STATED GOAL: Count every line of these entries that holds the word "poterit", and reply with the number only.

------

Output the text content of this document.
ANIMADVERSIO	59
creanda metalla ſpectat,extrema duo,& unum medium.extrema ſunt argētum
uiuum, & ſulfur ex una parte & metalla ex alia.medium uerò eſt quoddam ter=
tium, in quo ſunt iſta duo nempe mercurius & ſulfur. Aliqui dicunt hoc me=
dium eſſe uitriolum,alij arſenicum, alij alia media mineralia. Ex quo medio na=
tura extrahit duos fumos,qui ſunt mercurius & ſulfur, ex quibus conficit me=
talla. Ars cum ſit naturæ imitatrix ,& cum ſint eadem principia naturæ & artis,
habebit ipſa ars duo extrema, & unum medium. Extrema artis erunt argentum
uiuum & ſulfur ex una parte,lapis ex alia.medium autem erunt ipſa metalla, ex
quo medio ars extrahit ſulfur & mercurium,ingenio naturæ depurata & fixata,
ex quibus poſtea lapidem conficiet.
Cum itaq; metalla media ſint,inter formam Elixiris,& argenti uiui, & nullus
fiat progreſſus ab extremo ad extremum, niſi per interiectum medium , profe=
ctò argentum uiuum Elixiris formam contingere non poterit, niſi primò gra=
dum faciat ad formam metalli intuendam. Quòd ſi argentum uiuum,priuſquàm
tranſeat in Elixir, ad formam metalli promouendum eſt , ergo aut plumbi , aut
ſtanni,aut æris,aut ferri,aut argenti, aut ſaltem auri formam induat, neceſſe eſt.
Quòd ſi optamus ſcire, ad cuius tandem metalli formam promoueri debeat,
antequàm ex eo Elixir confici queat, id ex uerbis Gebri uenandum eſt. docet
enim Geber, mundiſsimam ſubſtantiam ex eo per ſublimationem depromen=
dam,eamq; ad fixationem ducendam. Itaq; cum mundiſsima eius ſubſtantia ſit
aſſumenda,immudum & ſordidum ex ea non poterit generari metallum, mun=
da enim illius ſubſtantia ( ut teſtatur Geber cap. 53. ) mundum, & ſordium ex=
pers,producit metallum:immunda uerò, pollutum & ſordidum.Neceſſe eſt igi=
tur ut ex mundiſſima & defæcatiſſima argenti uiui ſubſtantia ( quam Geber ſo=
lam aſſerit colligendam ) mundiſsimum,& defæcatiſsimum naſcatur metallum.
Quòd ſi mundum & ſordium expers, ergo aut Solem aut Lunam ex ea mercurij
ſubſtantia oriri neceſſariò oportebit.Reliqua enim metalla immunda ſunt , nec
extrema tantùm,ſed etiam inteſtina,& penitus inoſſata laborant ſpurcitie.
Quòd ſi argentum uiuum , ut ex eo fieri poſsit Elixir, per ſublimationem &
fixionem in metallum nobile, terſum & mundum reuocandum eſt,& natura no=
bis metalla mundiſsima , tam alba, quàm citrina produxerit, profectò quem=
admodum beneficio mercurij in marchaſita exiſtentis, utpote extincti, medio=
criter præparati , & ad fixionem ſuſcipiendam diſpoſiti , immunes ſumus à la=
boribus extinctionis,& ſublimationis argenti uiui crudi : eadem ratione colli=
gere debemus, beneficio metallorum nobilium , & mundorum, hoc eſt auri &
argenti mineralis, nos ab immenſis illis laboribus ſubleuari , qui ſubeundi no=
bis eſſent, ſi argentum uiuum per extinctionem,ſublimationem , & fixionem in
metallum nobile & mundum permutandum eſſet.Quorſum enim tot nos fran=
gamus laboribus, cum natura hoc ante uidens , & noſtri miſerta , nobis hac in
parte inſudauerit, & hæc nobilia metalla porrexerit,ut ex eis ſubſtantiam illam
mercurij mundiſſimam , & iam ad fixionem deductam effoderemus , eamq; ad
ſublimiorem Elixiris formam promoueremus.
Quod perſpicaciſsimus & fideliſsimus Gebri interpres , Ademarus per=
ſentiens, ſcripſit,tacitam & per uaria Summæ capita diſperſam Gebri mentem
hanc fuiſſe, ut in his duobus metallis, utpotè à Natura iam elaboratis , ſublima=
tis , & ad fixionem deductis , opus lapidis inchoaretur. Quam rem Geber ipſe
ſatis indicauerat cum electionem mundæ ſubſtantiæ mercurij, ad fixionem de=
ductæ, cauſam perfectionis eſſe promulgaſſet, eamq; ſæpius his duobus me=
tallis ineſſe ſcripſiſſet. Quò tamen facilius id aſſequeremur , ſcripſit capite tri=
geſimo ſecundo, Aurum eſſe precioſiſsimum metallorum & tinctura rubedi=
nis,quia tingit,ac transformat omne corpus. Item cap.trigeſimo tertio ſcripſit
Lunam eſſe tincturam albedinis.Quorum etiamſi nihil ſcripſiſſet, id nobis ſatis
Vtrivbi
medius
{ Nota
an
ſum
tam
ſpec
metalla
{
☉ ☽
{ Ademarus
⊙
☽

------

COMPLETE OUTPUT: 2